### Description of the task
Copy every line in the records below that contains the word "покраски".

### Material for this exercise
◇ ◇ ◇

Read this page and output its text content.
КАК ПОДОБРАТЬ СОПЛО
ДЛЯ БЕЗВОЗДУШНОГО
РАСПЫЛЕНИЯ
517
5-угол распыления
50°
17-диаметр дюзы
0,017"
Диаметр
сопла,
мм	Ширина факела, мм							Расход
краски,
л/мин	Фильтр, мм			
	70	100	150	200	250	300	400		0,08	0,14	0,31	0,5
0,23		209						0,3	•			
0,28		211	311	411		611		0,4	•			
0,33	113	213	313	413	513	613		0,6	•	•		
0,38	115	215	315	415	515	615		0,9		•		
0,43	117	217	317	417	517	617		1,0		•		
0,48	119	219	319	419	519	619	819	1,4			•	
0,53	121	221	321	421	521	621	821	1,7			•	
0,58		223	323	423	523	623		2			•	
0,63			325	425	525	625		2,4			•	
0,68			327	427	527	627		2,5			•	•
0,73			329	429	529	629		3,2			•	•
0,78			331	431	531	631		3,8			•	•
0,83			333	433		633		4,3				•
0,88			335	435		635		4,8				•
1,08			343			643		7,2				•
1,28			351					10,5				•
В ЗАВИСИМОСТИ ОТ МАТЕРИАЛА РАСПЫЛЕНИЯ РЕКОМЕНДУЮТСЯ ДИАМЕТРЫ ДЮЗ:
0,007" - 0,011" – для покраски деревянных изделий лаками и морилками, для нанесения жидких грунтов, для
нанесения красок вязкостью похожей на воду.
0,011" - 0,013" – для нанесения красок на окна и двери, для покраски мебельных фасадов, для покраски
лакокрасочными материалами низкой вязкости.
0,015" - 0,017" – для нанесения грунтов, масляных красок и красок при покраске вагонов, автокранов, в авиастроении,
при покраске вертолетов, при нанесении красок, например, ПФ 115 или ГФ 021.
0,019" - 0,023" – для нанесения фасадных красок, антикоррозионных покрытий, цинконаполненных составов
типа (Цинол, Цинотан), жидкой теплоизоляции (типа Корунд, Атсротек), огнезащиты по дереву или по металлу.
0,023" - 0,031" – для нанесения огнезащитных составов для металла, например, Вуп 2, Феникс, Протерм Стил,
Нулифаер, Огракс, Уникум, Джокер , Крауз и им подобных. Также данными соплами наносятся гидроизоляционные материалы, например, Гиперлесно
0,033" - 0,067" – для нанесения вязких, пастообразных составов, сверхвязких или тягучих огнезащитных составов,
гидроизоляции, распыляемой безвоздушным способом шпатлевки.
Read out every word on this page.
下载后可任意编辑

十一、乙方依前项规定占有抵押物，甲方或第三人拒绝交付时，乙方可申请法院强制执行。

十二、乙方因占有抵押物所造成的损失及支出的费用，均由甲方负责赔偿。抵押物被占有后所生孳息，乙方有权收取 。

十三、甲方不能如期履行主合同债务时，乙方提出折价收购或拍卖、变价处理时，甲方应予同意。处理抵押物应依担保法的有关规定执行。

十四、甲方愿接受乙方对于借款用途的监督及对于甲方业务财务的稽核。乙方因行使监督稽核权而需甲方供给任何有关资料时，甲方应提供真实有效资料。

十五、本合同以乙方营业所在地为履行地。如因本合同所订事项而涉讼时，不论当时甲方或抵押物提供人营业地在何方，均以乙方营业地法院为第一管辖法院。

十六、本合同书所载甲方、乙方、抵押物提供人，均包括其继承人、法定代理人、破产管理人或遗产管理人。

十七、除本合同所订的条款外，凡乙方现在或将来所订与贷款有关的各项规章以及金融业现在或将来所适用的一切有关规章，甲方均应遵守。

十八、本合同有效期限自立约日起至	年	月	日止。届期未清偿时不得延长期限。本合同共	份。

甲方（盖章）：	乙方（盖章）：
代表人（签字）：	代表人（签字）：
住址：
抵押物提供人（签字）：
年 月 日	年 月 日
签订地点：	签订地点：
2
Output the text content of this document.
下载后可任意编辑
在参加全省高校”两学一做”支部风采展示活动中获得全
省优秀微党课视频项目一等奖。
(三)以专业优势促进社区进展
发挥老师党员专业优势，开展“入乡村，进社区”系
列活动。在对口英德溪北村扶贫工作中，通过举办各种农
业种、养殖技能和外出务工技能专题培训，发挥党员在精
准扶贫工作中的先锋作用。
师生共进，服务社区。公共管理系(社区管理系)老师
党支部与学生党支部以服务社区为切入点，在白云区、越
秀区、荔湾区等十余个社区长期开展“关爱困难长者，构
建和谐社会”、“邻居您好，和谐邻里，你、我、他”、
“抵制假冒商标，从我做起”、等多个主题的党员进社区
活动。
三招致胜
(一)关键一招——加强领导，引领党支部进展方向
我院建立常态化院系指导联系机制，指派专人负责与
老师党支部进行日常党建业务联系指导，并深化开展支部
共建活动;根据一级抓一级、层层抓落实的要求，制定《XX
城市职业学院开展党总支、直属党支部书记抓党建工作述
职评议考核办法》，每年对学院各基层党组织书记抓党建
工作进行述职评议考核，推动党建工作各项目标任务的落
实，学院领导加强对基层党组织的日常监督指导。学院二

◇ ◇ ◇

### Answer to this task
0,007" - 0,011" – для покраски деревянных изделий лаками и морилками, для нанесения жидких грунтов, для
0,011" - 0,013" – для нанесения красок на окна и двери, для покраски мебельных фасадов, для покраски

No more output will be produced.